--- begin ---

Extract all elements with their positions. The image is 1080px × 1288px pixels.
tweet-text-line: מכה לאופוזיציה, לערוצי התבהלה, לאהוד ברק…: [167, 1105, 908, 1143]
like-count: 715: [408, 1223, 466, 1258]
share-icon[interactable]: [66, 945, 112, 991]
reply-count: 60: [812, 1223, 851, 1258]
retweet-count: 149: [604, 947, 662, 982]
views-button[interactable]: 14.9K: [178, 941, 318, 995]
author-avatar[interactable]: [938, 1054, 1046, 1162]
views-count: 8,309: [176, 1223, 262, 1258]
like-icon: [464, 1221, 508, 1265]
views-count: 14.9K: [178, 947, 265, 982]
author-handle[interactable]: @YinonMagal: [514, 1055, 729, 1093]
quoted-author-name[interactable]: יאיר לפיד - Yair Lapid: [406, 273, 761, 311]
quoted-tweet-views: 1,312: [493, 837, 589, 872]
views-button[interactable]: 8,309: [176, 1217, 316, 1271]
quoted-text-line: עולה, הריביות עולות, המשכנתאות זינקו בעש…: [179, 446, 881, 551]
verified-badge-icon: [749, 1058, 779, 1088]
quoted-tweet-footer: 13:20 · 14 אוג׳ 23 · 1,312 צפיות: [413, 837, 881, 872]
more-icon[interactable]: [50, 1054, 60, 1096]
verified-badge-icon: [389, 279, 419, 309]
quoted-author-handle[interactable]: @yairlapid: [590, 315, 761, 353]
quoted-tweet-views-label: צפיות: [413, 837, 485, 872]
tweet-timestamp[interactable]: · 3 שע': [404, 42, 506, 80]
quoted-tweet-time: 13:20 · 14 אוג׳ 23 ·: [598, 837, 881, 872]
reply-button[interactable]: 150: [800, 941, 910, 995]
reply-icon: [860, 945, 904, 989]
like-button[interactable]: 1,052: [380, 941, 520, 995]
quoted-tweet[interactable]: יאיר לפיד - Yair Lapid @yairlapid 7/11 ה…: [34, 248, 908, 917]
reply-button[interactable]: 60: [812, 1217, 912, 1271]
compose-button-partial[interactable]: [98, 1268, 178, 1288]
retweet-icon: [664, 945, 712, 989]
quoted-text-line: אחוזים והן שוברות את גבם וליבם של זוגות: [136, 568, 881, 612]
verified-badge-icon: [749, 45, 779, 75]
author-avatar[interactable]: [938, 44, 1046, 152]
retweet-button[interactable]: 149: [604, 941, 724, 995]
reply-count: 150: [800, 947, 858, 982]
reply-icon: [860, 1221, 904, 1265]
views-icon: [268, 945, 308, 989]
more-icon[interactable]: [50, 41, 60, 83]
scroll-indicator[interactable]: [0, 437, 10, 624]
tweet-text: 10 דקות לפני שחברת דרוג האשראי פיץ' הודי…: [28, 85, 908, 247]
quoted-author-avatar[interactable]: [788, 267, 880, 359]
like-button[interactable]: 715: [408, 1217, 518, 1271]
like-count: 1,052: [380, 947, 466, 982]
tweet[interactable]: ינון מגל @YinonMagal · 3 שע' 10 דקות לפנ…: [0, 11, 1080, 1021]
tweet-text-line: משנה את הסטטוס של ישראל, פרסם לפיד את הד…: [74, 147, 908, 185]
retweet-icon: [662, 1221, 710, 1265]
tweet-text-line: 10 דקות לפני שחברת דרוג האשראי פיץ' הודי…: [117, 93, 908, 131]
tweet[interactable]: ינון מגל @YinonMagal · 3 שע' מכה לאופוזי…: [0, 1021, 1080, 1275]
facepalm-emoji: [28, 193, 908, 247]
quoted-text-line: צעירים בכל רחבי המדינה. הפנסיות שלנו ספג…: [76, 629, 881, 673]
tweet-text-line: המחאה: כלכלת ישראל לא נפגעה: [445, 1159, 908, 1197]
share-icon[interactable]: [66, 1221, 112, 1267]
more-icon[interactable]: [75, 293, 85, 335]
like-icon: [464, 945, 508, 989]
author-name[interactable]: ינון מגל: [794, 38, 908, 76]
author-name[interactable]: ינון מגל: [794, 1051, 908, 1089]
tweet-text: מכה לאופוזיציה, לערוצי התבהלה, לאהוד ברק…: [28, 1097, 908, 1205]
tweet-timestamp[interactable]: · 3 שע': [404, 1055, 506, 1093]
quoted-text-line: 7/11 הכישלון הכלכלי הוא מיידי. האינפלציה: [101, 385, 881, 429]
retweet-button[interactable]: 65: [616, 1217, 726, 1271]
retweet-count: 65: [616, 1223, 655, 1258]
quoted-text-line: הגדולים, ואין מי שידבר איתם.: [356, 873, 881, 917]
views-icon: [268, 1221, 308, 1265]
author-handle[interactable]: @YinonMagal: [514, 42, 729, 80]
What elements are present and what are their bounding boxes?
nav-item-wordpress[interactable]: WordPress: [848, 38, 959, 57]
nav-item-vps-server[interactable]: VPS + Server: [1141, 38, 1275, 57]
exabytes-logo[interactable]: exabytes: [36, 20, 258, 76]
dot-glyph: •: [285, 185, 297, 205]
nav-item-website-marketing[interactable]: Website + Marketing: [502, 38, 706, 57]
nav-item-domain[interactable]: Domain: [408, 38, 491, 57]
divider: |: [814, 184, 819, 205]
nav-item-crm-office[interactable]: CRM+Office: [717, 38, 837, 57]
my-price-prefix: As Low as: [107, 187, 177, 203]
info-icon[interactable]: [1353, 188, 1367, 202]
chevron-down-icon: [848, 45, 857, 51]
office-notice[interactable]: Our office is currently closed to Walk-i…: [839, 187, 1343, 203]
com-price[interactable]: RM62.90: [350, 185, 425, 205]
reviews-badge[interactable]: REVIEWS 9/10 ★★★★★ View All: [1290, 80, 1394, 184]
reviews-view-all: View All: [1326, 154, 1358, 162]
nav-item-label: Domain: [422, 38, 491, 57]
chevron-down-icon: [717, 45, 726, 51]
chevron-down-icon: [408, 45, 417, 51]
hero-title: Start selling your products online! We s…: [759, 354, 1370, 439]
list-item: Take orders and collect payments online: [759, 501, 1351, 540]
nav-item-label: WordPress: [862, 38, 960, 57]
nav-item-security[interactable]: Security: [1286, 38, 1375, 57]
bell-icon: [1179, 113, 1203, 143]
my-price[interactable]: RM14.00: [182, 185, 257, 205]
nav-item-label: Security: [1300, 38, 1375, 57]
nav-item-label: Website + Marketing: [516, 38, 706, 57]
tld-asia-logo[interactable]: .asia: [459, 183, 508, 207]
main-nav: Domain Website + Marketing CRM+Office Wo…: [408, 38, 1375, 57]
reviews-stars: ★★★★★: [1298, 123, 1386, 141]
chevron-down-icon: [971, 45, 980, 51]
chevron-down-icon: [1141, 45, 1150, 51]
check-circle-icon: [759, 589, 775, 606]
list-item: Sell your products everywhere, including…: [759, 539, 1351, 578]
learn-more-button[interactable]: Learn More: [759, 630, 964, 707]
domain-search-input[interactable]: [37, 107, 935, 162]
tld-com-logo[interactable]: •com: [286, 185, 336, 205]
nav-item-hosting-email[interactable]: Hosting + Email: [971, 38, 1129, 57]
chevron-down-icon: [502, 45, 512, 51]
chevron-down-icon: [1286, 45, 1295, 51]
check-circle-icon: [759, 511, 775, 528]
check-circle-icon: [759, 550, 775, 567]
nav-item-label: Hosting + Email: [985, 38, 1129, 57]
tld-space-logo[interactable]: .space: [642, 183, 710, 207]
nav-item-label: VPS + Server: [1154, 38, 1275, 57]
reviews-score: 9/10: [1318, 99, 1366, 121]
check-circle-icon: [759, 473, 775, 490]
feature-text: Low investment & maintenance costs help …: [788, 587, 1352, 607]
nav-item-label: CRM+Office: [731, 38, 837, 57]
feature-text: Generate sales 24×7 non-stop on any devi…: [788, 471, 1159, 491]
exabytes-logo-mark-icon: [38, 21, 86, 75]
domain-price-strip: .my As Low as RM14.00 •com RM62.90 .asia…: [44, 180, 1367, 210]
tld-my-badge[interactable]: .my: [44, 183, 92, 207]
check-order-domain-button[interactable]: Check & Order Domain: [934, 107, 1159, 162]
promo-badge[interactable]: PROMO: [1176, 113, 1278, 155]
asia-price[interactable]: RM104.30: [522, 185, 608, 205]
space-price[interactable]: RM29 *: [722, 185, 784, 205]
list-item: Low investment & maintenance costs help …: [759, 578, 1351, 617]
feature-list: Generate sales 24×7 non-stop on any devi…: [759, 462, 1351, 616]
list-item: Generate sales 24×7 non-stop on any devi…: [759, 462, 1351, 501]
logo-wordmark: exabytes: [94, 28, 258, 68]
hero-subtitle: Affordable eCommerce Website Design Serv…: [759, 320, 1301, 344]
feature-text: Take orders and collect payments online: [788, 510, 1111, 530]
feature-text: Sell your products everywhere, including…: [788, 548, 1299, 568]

--- end ---

→ GOAL: Copy everything from the first line of the material down to and including the line that contains "quoted-tweet-views: 1,312: [493, 837, 589, 872]". Reproduce each line verbatim.

→ RESULT OF THIS EXERCISE:
Extract all elements with their positions. The image is 1080px × 1288px pixels.
tweet-text-line: מכה לאופוזיציה, לערוצי התבהלה, לאהוד ברק…: [167, 1105, 908, 1143]
like-count: 715: [408, 1223, 466, 1258]
share-icon[interactable]: [66, 945, 112, 991]
reply-count: 60: [812, 1223, 851, 1258]
retweet-count: 149: [604, 947, 662, 982]
views-button[interactable]: 14.9K: [178, 941, 318, 995]
author-avatar[interactable]: [938, 1054, 1046, 1162]
views-count: 8,309: [176, 1223, 262, 1258]
like-icon: [464, 1221, 508, 1265]
views-count: 14.9K: [178, 947, 265, 982]
author-handle[interactable]: @YinonMagal: [514, 1055, 729, 1093]
quoted-author-name[interactable]: יאיר לפיד - Yair Lapid: [406, 273, 761, 311]
quoted-tweet-views: 1,312: [493, 837, 589, 872]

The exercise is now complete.